>> Begin Material provided
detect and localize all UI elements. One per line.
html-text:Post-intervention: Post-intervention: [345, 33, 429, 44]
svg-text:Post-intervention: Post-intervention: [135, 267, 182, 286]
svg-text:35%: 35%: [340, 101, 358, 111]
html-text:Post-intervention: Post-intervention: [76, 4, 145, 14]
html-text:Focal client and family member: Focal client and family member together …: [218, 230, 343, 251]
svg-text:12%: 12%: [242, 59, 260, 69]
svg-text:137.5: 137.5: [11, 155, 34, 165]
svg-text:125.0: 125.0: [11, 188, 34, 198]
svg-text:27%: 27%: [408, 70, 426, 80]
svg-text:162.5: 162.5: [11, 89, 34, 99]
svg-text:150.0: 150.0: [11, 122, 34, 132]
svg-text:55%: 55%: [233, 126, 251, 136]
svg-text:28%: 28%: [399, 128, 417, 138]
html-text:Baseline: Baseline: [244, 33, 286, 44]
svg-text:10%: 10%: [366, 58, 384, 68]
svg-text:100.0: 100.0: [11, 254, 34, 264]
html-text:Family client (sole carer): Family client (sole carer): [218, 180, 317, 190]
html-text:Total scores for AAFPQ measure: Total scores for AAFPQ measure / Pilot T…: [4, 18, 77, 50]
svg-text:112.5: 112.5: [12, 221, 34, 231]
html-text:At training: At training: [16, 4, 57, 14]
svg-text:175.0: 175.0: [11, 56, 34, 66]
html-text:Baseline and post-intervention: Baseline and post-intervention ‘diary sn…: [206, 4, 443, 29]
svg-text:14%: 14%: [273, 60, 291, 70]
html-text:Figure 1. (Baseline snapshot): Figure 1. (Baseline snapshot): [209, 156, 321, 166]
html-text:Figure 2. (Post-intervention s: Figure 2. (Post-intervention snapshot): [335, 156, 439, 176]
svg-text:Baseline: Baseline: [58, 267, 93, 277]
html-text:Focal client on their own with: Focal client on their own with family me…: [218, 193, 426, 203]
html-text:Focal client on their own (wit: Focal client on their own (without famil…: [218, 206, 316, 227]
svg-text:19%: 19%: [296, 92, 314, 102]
>> End Material provided
→ **Required task**
Reproduce each item above verbatim, one per line, keeping the given order.

→ **Exercise output**
detect and localize all UI elements. One per line.
html-text:Post-intervention: Post-intervention: [345, 33, 429, 44]
svg-text:Post-intervention: Post-intervention: [135, 267, 182, 286]
svg-text:35%: 35%: [340, 101, 358, 111]
html-text:Post-intervention: Post-intervention: [76, 4, 145, 14]
html-text:Focal client and family member: Focal client and family member together …: [218, 230, 343, 251]
svg-text:12%: 12%: [242, 59, 260, 69]
svg-text:137.5: 137.5: [11, 155, 34, 165]
svg-text:125.0: 125.0: [11, 188, 34, 198]
svg-text:27%: 27%: [408, 70, 426, 80]
svg-text:162.5: 162.5: [11, 89, 34, 99]
svg-text:150.0: 150.0: [11, 122, 34, 132]
svg-text:55%: 55%: [233, 126, 251, 136]
svg-text:28%: 28%: [399, 128, 417, 138]
html-text:Baseline: Baseline: [244, 33, 286, 44]
svg-text:10%: 10%: [366, 58, 384, 68]
svg-text:100.0: 100.0: [11, 254, 34, 264]
html-text:Family client (sole carer): Family client (sole carer): [218, 180, 317, 190]
html-text:Total scores for AAFPQ measure: Total scores for AAFPQ measure / Pilot T…: [4, 18, 77, 50]
svg-text:112.5: 112.5: [12, 221, 34, 231]
html-text:At training: At training: [16, 4, 57, 14]
svg-text:175.0: 175.0: [11, 56, 34, 66]
html-text:Baseline and post-intervention: Baseline and post-intervention ‘diary sn…: [206, 4, 443, 29]
svg-text:14%: 14%: [273, 60, 291, 70]
html-text:Figure 1. (Baseline snapshot): Figure 1. (Baseline snapshot): [209, 156, 321, 166]
html-text:Figure 2. (Post-intervention s: Figure 2. (Post-intervention snapshot): [335, 156, 439, 176]
svg-text:Baseline: Baseline: [58, 267, 93, 277]
html-text:Focal client on their own with: Focal client on their own with family me…: [218, 193, 426, 203]
html-text:Focal client on their own (wit: Focal client on their own (without famil…: [218, 206, 316, 227]
svg-text:19%: 19%: [296, 92, 314, 102]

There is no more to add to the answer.